* BEGIN *

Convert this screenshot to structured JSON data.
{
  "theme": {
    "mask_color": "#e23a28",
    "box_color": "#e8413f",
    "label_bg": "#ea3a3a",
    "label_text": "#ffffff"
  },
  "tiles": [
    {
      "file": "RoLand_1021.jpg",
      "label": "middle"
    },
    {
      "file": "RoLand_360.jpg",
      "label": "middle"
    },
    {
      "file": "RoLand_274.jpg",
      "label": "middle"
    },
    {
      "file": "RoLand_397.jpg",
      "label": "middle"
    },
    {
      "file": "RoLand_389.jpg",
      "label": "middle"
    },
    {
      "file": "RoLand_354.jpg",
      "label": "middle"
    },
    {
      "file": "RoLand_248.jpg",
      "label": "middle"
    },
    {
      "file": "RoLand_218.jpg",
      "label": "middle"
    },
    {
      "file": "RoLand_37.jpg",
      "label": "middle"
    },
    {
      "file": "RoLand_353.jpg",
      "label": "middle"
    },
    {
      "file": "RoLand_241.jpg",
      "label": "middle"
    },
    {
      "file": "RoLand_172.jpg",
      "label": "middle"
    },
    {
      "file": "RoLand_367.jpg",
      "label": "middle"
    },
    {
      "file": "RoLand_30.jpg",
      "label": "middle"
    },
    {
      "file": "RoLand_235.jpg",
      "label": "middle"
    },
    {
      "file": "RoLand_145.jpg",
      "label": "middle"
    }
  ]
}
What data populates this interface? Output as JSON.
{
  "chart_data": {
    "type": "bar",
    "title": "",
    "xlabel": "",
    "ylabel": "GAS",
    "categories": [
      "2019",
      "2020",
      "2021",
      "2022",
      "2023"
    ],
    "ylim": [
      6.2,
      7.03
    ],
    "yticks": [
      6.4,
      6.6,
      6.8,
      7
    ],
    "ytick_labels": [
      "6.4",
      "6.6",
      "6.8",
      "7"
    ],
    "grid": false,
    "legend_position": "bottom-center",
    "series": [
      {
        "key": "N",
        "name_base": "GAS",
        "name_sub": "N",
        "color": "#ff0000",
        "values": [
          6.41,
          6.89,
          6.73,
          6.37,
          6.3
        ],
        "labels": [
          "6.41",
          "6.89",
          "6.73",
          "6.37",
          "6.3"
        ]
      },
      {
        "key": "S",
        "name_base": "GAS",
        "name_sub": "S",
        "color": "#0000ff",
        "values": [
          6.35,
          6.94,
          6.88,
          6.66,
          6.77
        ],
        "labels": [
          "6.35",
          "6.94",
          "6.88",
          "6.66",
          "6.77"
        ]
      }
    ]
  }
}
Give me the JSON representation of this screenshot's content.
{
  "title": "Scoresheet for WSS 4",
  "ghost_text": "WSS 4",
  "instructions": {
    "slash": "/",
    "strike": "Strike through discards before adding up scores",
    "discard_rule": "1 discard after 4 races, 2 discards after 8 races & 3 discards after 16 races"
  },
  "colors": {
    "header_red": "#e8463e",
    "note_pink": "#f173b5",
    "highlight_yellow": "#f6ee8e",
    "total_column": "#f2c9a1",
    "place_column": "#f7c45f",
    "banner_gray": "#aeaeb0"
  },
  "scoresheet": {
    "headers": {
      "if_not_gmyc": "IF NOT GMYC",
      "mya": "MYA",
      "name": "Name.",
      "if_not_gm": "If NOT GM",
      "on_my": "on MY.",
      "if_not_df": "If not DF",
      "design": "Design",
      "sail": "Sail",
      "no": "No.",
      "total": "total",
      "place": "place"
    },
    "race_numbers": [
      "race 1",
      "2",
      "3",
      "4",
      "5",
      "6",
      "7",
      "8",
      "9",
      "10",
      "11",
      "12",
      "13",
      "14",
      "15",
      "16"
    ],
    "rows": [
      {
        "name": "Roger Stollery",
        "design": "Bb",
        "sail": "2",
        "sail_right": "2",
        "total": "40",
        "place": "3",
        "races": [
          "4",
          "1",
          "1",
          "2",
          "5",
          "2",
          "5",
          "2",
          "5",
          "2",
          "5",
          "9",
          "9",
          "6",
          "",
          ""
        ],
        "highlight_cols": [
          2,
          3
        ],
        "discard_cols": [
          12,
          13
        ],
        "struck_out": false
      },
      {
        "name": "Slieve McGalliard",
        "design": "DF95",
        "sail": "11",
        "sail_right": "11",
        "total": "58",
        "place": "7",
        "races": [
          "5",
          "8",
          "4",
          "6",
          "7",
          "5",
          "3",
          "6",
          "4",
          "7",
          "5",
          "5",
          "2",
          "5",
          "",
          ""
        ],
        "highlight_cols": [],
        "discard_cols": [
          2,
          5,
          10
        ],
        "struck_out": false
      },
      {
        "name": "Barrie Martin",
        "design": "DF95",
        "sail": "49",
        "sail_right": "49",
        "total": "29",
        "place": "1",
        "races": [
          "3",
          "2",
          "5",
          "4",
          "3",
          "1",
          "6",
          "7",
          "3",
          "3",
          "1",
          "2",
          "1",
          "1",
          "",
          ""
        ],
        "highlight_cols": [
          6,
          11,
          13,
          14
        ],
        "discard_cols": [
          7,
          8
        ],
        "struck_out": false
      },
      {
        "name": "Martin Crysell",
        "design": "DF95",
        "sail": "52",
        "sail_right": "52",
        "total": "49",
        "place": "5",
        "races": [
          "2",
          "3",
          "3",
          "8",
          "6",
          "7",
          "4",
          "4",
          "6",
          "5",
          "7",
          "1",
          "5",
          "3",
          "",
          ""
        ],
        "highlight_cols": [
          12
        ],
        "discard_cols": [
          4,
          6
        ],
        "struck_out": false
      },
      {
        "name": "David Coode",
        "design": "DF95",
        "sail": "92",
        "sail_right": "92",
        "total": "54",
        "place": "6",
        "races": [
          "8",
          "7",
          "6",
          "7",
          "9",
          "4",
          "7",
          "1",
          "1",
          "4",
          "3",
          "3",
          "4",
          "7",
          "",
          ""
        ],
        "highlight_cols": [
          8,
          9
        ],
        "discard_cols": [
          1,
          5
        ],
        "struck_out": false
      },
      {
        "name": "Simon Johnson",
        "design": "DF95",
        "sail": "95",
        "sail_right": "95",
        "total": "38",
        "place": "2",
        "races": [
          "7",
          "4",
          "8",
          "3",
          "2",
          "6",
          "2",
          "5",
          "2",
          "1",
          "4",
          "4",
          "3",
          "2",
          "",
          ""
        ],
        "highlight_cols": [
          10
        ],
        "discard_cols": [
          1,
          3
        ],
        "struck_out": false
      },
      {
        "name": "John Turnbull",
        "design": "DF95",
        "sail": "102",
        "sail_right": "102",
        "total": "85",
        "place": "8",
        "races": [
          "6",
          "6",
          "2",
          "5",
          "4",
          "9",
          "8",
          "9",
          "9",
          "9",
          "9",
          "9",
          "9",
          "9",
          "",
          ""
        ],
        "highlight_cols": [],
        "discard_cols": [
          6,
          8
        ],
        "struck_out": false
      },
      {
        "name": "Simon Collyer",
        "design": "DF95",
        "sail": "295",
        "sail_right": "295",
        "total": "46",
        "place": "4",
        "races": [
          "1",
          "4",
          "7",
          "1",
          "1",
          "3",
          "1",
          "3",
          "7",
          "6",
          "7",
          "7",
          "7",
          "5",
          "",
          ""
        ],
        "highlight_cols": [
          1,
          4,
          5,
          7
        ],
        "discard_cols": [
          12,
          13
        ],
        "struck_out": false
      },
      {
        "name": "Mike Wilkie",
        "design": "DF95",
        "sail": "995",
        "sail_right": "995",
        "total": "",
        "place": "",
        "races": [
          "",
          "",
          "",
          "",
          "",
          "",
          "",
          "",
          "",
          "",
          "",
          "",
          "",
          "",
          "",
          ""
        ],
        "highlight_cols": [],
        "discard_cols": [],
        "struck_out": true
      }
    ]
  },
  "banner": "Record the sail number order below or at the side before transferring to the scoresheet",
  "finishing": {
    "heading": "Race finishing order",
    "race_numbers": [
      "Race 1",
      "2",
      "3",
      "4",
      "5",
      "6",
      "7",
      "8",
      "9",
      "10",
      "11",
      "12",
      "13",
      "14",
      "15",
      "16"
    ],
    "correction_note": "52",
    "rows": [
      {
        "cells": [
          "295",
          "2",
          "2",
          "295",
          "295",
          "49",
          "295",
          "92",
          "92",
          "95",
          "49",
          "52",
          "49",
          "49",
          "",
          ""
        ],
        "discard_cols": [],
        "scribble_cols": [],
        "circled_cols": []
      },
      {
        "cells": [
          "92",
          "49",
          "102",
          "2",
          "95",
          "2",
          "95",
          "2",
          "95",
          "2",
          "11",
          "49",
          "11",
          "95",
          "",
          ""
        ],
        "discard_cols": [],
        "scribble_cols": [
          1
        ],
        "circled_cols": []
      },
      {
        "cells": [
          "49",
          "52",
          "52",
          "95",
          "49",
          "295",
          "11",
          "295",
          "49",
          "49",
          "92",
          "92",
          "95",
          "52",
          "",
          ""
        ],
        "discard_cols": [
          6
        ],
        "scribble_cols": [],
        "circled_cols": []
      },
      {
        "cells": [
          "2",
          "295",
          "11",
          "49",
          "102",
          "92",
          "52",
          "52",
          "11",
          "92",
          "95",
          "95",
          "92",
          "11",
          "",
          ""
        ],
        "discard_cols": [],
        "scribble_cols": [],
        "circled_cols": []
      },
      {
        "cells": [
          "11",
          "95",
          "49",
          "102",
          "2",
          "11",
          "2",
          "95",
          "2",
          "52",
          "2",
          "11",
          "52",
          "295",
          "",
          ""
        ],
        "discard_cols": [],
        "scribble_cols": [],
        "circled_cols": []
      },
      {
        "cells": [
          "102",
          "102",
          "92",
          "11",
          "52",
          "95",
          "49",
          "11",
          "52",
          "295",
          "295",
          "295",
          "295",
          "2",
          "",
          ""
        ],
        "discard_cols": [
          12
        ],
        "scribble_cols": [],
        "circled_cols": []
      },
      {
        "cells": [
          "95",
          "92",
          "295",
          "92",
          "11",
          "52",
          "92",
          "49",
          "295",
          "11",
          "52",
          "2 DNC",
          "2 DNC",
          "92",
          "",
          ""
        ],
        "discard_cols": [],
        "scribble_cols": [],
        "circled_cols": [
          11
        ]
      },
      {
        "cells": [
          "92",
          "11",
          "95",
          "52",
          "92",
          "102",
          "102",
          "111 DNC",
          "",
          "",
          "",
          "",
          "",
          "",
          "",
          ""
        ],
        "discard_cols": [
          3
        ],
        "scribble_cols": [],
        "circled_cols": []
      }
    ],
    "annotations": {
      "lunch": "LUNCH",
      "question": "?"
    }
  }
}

* END *

> Exercise details
Each line holding "screenshot" must be found and copied.

> Solution to this problem
Convert this screenshot to structured JSON data.
Give me the JSON representation of this screenshot's content.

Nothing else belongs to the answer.